▶ CHALLENGE:
All of the material should be reproduced exactly, with pictures left out.

[START SOURCE DATA]

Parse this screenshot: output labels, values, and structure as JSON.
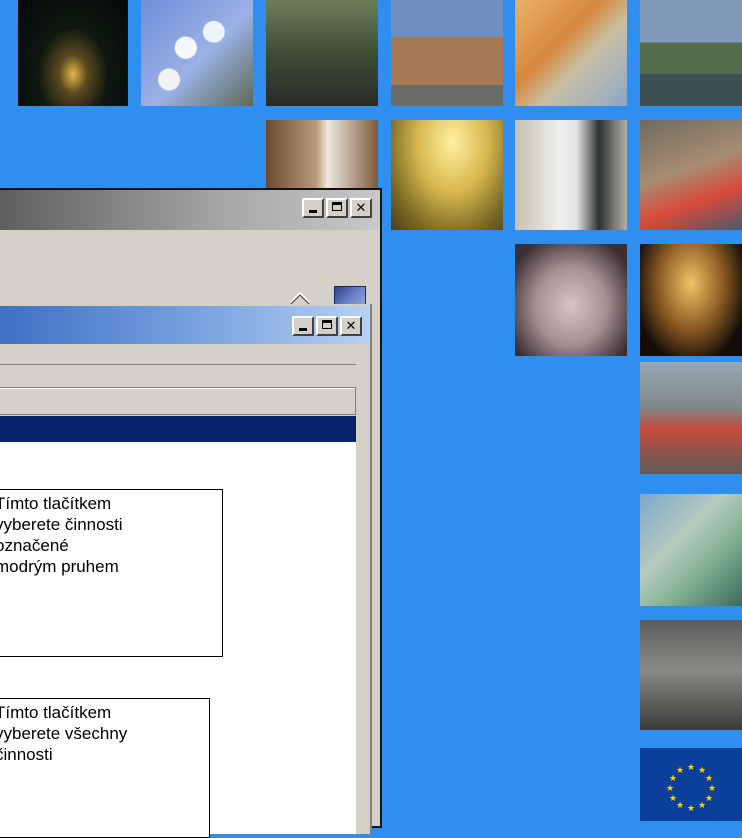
{
  "background_color": "#2f8ff0",
  "photos": [
    {
      "id": "night-castle",
      "icon": "night-castle-photo"
    },
    {
      "id": "blossom",
      "icon": "blossom-photo"
    },
    {
      "id": "stroller",
      "icon": "stroller-photo"
    },
    {
      "id": "building",
      "icon": "building-photo"
    },
    {
      "id": "computer",
      "icon": "computer-users-photo"
    },
    {
      "id": "castle-river",
      "icon": "castle-river-photo"
    },
    {
      "id": "doctor",
      "icon": "doctor-photo"
    },
    {
      "id": "sunset-castle",
      "icon": "sunset-castle-photo"
    },
    {
      "id": "flipchart",
      "icon": "flipchart-photo"
    },
    {
      "id": "tourists",
      "icon": "tourists-photo"
    },
    {
      "id": "coins",
      "icon": "coins-photo"
    },
    {
      "id": "tower",
      "icon": "powder-tower-photo"
    },
    {
      "id": "workers",
      "icon": "construction-workers-photo"
    },
    {
      "id": "dentist",
      "icon": "dentist-photo"
    },
    {
      "id": "wheelchair",
      "icon": "wheelchair-photo"
    },
    {
      "id": "eu-flag",
      "icon": "eu-flag-logo"
    }
  ],
  "window_controls": {
    "minimize": "minimize",
    "maximize": "maximize",
    "close": "close"
  },
  "colors": {
    "titlebar_active": "#3c6fc4",
    "selection": "#0a246a",
    "face": "#d4d0c8"
  },
  "notes": {
    "select_marked": [
      "Tímto tlačítkem",
      "vyberete činnosti",
      "označené",
      "modrým pruhem"
    ],
    "select_all": [
      "Tímto tlačítkem",
      "vyberete všechny",
      "činnosti"
    ]
  }
}
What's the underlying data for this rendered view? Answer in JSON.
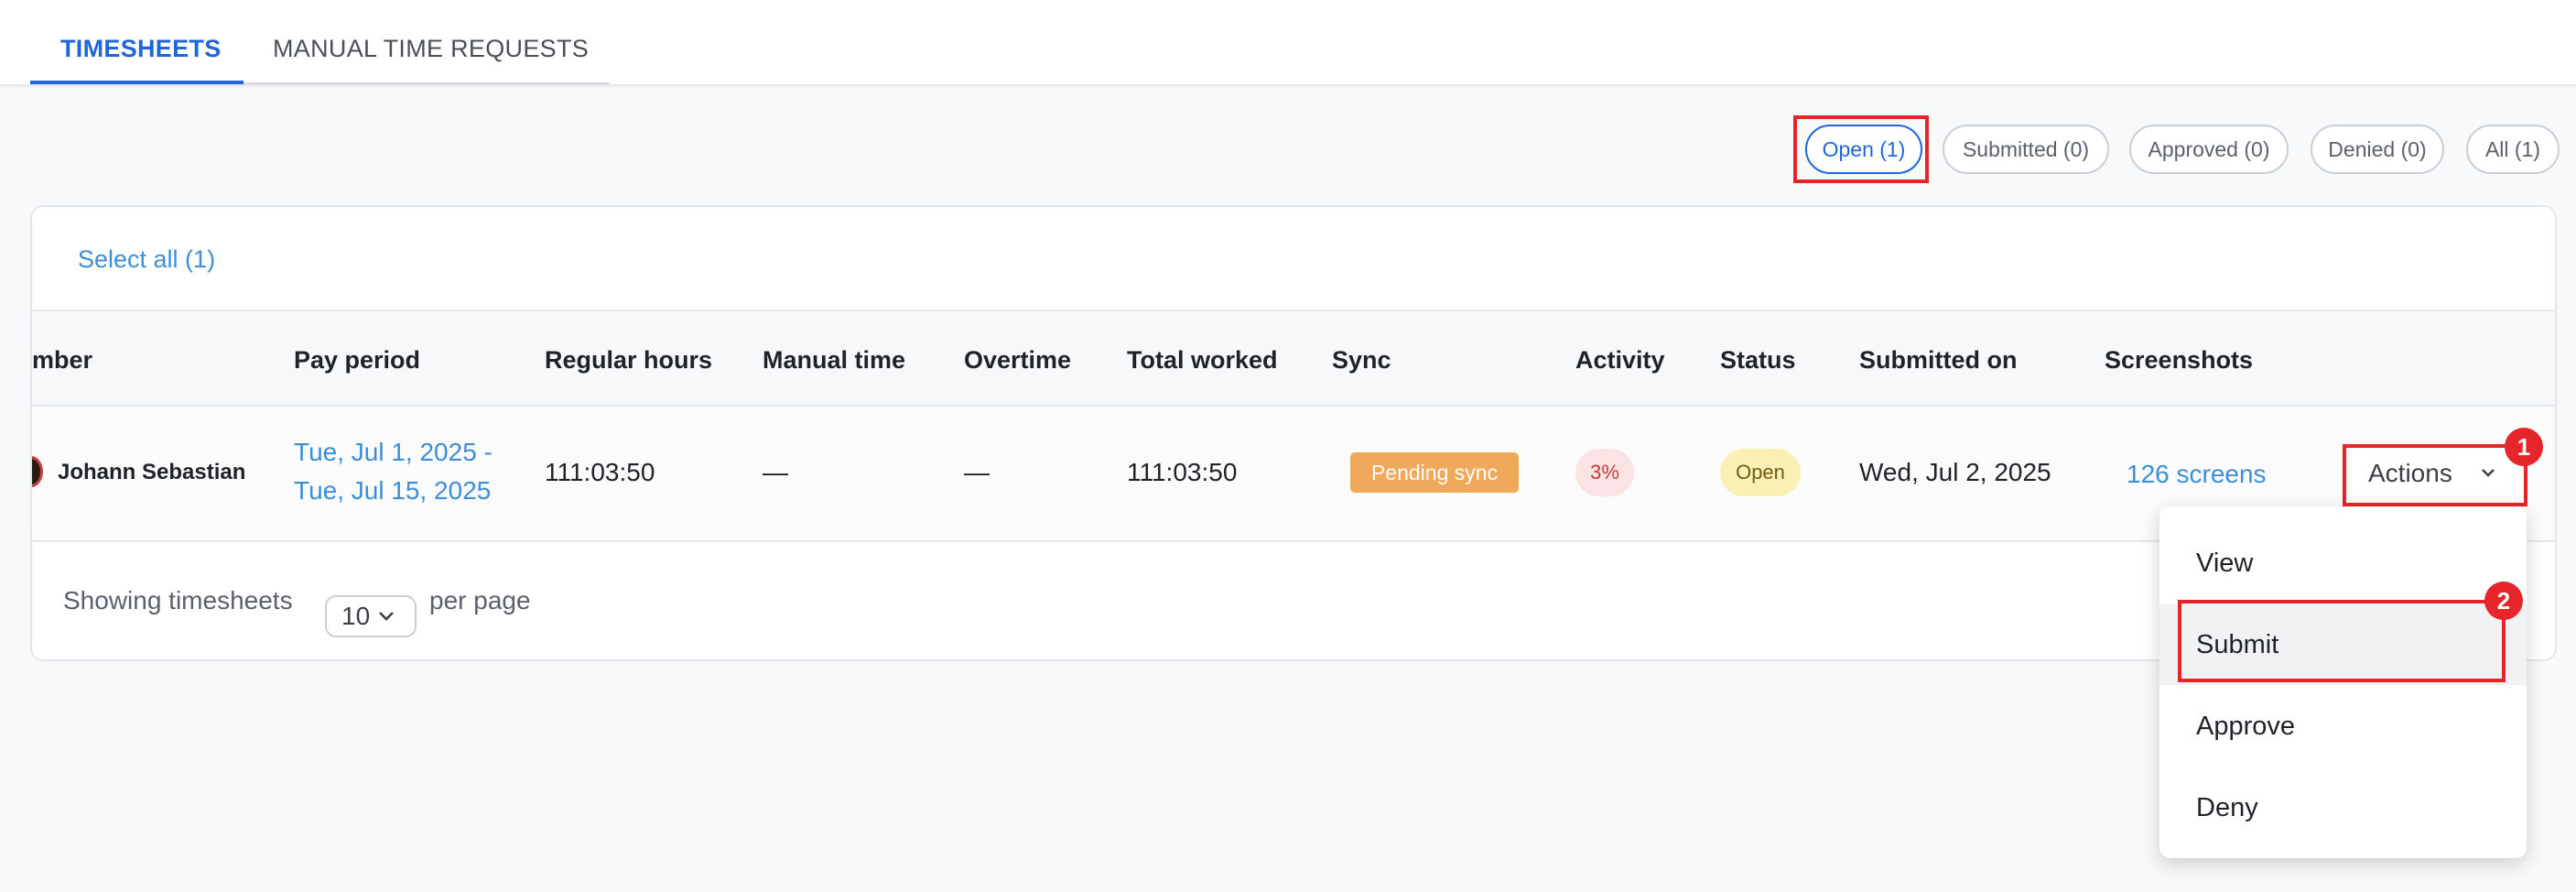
{
  "tabs": [
    {
      "label": "TIMESHEETS",
      "active": true
    },
    {
      "label": "MANUAL TIME REQUESTS",
      "active": false
    }
  ],
  "filters": [
    {
      "label": "Open (1)",
      "active": true
    },
    {
      "label": "Submitted (0)",
      "active": false
    },
    {
      "label": "Approved (0)",
      "active": false
    },
    {
      "label": "Denied (0)",
      "active": false
    },
    {
      "label": "All (1)",
      "active": false
    }
  ],
  "table": {
    "select_all": "Select all (1)",
    "headers": [
      "mber",
      "Pay period",
      "Regular hours",
      "Manual time",
      "Overtime",
      "Total worked",
      "Sync",
      "Activity",
      "Status",
      "Submitted on",
      "Screenshots"
    ],
    "row": {
      "member": "Johann Sebastian",
      "pay_period_line1": "Tue, Jul 1, 2025 -",
      "pay_period_line2": "Tue, Jul 15, 2025",
      "regular_hours": "111:03:50",
      "manual_time": "—",
      "overtime": "—",
      "total_worked": "111:03:50",
      "sync": "Pending sync",
      "activity": "3%",
      "status": "Open",
      "submitted_on": "Wed, Jul 2, 2025",
      "screenshots": "126 screens",
      "actions_label": "Actions"
    }
  },
  "pagination": {
    "showing_label": "Showing timesheets",
    "per_page_value": "10",
    "per_page_suffix": "per page"
  },
  "actions_menu": [
    "View",
    "Submit",
    "Approve",
    "Deny"
  ],
  "annotations": [
    "1",
    "2"
  ],
  "colors": {
    "accent": "#2166d8",
    "link": "#3b8fd9",
    "highlight": "#e5252a",
    "pending_sync": "#f0a95a",
    "status_open": "#fbf0b4",
    "activity_low": "#fbe3e3"
  }
}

[END SOURCE DATA]

▶ EXPECTED ANSWER:
Parse this screenshot: output labels, values, and structure as JSON.
{
  "background_color": "#2f8ff0",
  "photos": [
    {
      "id": "night-castle",
      "icon": "night-castle-photo"
    },
    {
      "id": "blossom",
      "icon": "blossom-photo"
    },
    {
      "id": "stroller",
      "icon": "stroller-photo"
    },
    {
      "id": "building",
      "icon": "building-photo"
    },
    {
      "id": "computer",
      "icon": "computer-users-photo"
    },
    {
      "id": "castle-river",
      "icon": "castle-river-photo"
    },
    {
      "id": "doctor",
      "icon": "doctor-photo"
    },
    {
      "id": "sunset-castle",
      "icon": "sunset-castle-photo"
    },
    {
      "id": "flipchart",
      "icon": "flipchart-photo"
    },
    {
      "id": "tourists",
      "icon": "tourists-photo"
    },
    {
      "id": "coins",
      "icon": "coins-photo"
    },
    {
      "id": "tower",
      "icon": "powder-tower-photo"
    },
    {
      "id": "workers",
      "icon": "construction-workers-photo"
    },
    {
      "id": "dentist",
      "icon": "dentist-photo"
    },
    {
      "id": "wheelchair",
      "icon": "wheelchair-photo"
    },
    {
      "id": "eu-flag",
      "icon": "eu-flag-logo"
    }
  ],
  "window_controls": {
    "minimize": "minimize",
    "maximize": "maximize",
    "close": "close"
  },
  "colors": {
    "titlebar_active": "#3c6fc4",
    "selection": "#0a246a",
    "face": "#d4d0c8"
  },
  "notes": {
    "select_marked": [
      "Tímto tlačítkem",
      "vyberete činnosti",
      "označené",
      "modrým pruhem"
    ],
    "select_all": [
      "Tímto tlačítkem",
      "vyberete všechny",
      "činnosti"
    ]
  }
}
What's the underlying data for this rendered view? Answer in JSON.
{
  "tabs": [
    {
      "label": "TIMESHEETS",
      "active": true
    },
    {
      "label": "MANUAL TIME REQUESTS",
      "active": false
    }
  ],
  "filters": [
    {
      "label": "Open (1)",
      "active": true
    },
    {
      "label": "Submitted (0)",
      "active": false
    },
    {
      "label": "Approved (0)",
      "active": false
    },
    {
      "label": "Denied (0)",
      "active": false
    },
    {
      "label": "All (1)",
      "active": false
    }
  ],
  "table": {
    "select_all": "Select all (1)",
    "headers": [
      "mber",
      "Pay period",
      "Regular hours",
      "Manual time",
      "Overtime",
      "Total worked",
      "Sync",
      "Activity",
      "Status",
      "Submitted on",
      "Screenshots"
    ],
    "row": {
      "member": "Johann Sebastian",
      "pay_period_line1": "Tue, Jul 1, 2025 -",
      "pay_period_line2": "Tue, Jul 15, 2025",
      "regular_hours": "111:03:50",
      "manual_time": "—",
      "overtime": "—",
      "total_worked": "111:03:50",
      "sync": "Pending sync",
      "activity": "3%",
      "status": "Open",
      "submitted_on": "Wed, Jul 2, 2025",
      "screenshots": "126 screens",
      "actions_label": "Actions"
    }
  },
  "pagination": {
    "showing_label": "Showing timesheets",
    "per_page_value": "10",
    "per_page_suffix": "per page"
  },
  "actions_menu": [
    "View",
    "Submit",
    "Approve",
    "Deny"
  ],
  "annotations": [
    "1",
    "2"
  ],
  "colors": {
    "accent": "#2166d8",
    "link": "#3b8fd9",
    "highlight": "#e5252a",
    "pending_sync": "#f0a95a",
    "status_open": "#fbf0b4",
    "activity_low": "#fbe3e3"
  }
}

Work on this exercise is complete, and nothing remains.